### Given records

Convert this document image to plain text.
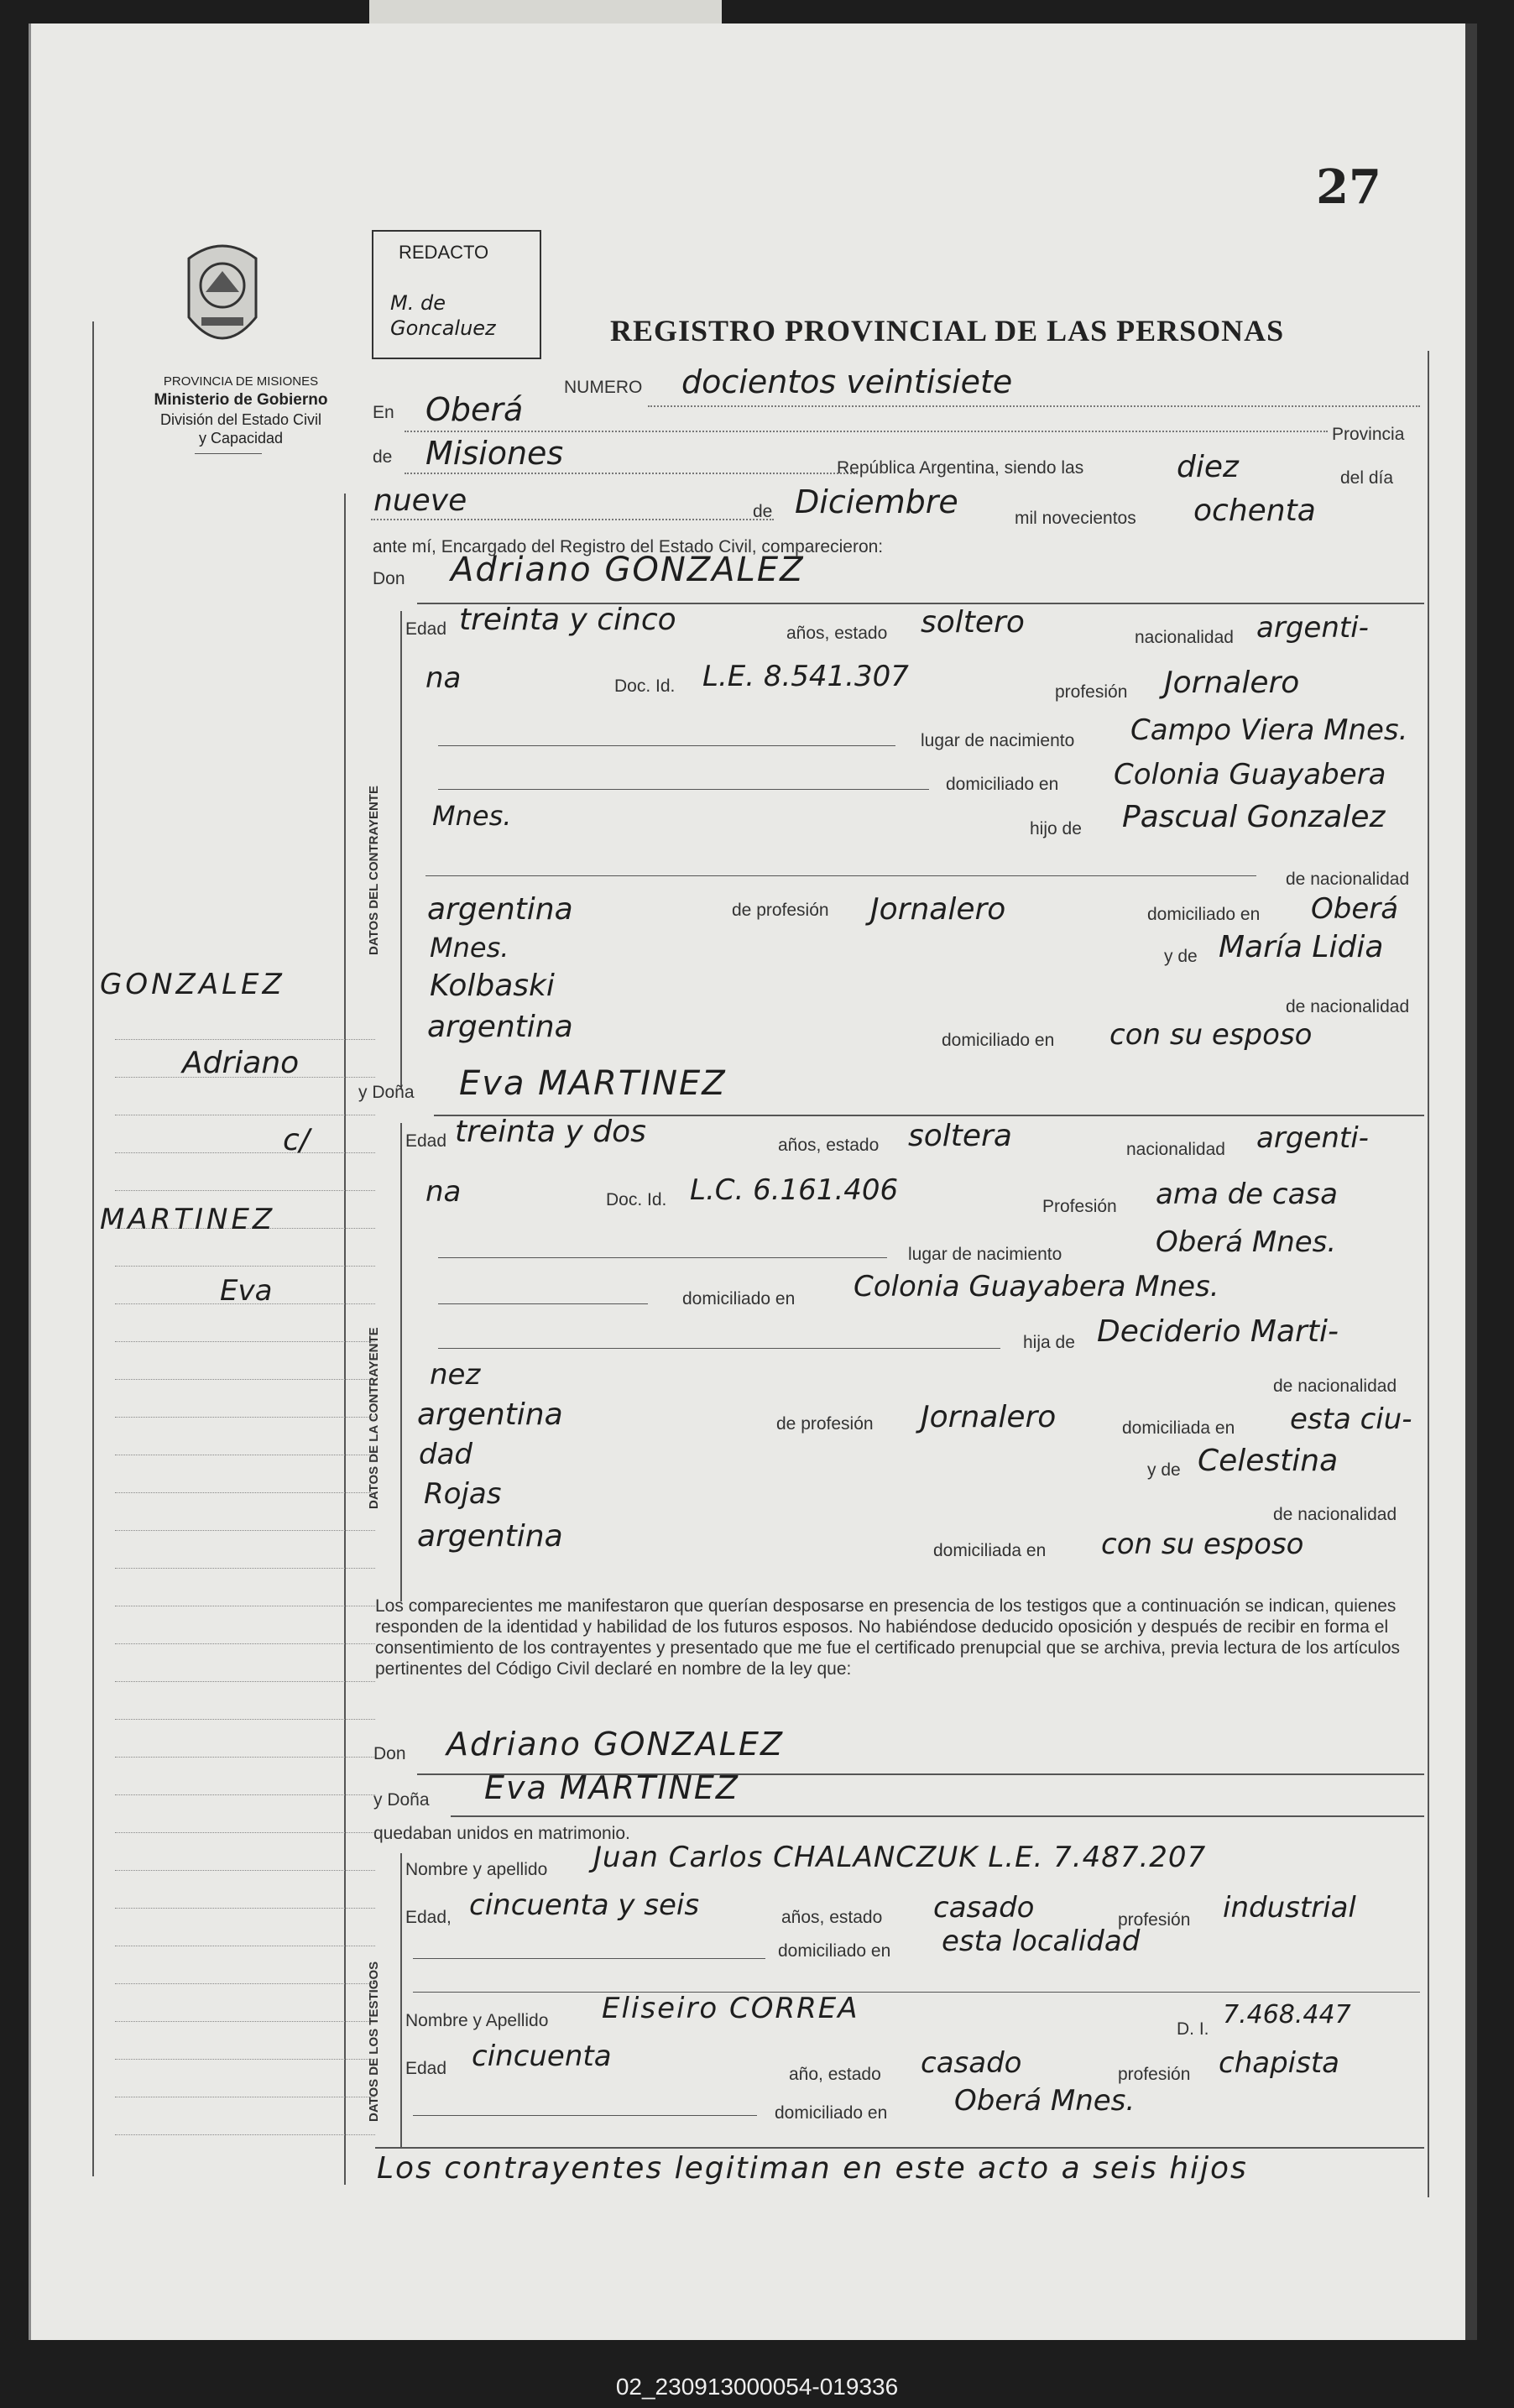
27
PROVINCIA DE MISIONES
Ministerio de Gobierno
División del Estado Civil
y Capacidad
GONZALEZ
Adriano
c/
MARTINEZ
Eva
REDACTO
M. de Goncaluez	REGISTRO PROVINCIAL DE LAS PERSONAS
NUMERO docientos veintisiete
En Oberá
Provincia
de Misiones	República Argentina, siendo las	diez	del día
nueve	de Diciembre	mil novecientos ochenta
ante mí, Encargado del Registro del Estado Civil, comparecieron:
Don Adriano GONZALEZ
DATOS DEL CONTRAYENTE
Edad treinta y cinco	años, estado soltero	nacionalidad argenti-
na	Doc. Id. L.E. 8.541.307	profesión Jornalero
lugar de nacimiento Campo Viera Mnes.
domiciliado en Colonia Guayabera
Mnes.	hijo de Pascual Gonzalez
de nacionalidad
argentina	de profesión Jornalero	domiciliado en Oberá
Mnes.	y de María Lidia
Kolbaski
de nacionalidad
argentina	domiciliado en con su esposo
y Doña Eva MARTINEZ
DATOS DE LA CONTRAYENTE
Edad treinta y dos	años, estado soltera	nacionalidad argenti-
na	Doc. Id. L.C. 6.161.406	Profesión ama de casa
lugar de nacimiento	Oberá Mnes.
domiciliado en Colonia Guayabera Mnes.
hija de Deciderio Marti-
nez	de nacionalidad
argentina	de profesión Jornalero	domiciliada en esta ciu-
dad	y de Celestina
Rojas
de nacionalidad
argentina	domiciliada en con su esposo
Los comparecientes me manifestaron que querían desposarse en presencia de los testigos que a continuación se indican, quienes responden de la identidad y habilidad de los futuros esposos. No habiéndose deducido oposición y después de recibir en forma el consentimiento de los contrayentes y presentado que me fue el certificado prenupcial que se archiva, previa lectura de los artículos pertinentes del Código Civil declaré en nombre de la ley que:
Don Adriano GONZALEZ
y Doña Eva MARTINEZ
quedaban unidos en matrimonio.
DATOS DE LOS TESTIGOS
Nombre y apellido Juan Carlos CHALANCZUK L.E. 7.487.207
Edad, cincuenta y seis	años, estado casado	profesión industrial
domiciliado en esta localidad
Nombre y Apellido Eliseiro CORREA
D. I. 7.468.447
Edad cincuenta
año, estado casado	profesión chapista
domiciliado en Oberá Mnes.
Los contrayentes legitiman en este acto a seis hijos
02_230913000054-019336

######

Exclude all images and restate the records above word for word.

Convert this document image to plain text.
27
PROVINCIA DE MISIONES
Ministerio de Gobierno
División del Estado Civil
y Capacidad
GONZALEZ
Adriano
c/
MARTINEZ
Eva
REDACTO
M. de Goncaluez	REGISTRO PROVINCIAL DE LAS PERSONAS
NUMERO docientos veintisiete
En Oberá
Provincia
de Misiones	República Argentina, siendo las	diez	del día
nueve	de Diciembre	mil novecientos ochenta
ante mí, Encargado del Registro del Estado Civil, comparecieron:
Don Adriano GONZALEZ
DATOS DEL CONTRAYENTE
Edad treinta y cinco	años, estado soltero	nacionalidad argenti-
na	Doc. Id. L.E. 8.541.307	profesión Jornalero
lugar de nacimiento Campo Viera Mnes.
domiciliado en Colonia Guayabera
Mnes.	hijo de Pascual Gonzalez
de nacionalidad
argentina	de profesión Jornalero	domiciliado en Oberá
Mnes.	y de María Lidia
Kolbaski
de nacionalidad
argentina	domiciliado en con su esposo
y Doña Eva MARTINEZ
DATOS DE LA CONTRAYENTE
Edad treinta y dos	años, estado soltera	nacionalidad argenti-
na	Doc. Id. L.C. 6.161.406	Profesión ama de casa
lugar de nacimiento	Oberá Mnes.
domiciliado en Colonia Guayabera Mnes.
hija de Deciderio Marti-
nez	de nacionalidad
argentina	de profesión Jornalero	domiciliada en esta ciu-
dad	y de Celestina
Rojas
de nacionalidad
argentina	domiciliada en con su esposo
Los comparecientes me manifestaron que querían desposarse en presencia de los testigos que a continuación se indican, quienes responden de la identidad y habilidad de los futuros esposos. No habiéndose deducido oposición y después de recibir en forma el consentimiento de los contrayentes y presentado que me fue el certificado prenupcial que se archiva, previa lectura de los artículos pertinentes del Código Civil declaré en nombre de la ley que:
Don Adriano GONZALEZ
y Doña Eva MARTINEZ
quedaban unidos en matrimonio.
DATOS DE LOS TESTIGOS
Nombre y apellido Juan Carlos CHALANCZUK L.E. 7.487.207
Edad, cincuenta y seis	años, estado casado	profesión industrial
domiciliado en esta localidad
Nombre y Apellido Eliseiro CORREA
D. I. 7.468.447
Edad cincuenta
año, estado casado	profesión chapista
domiciliado en Oberá Mnes.
Los contrayentes legitiman en este acto a seis hijos
02_230913000054-019336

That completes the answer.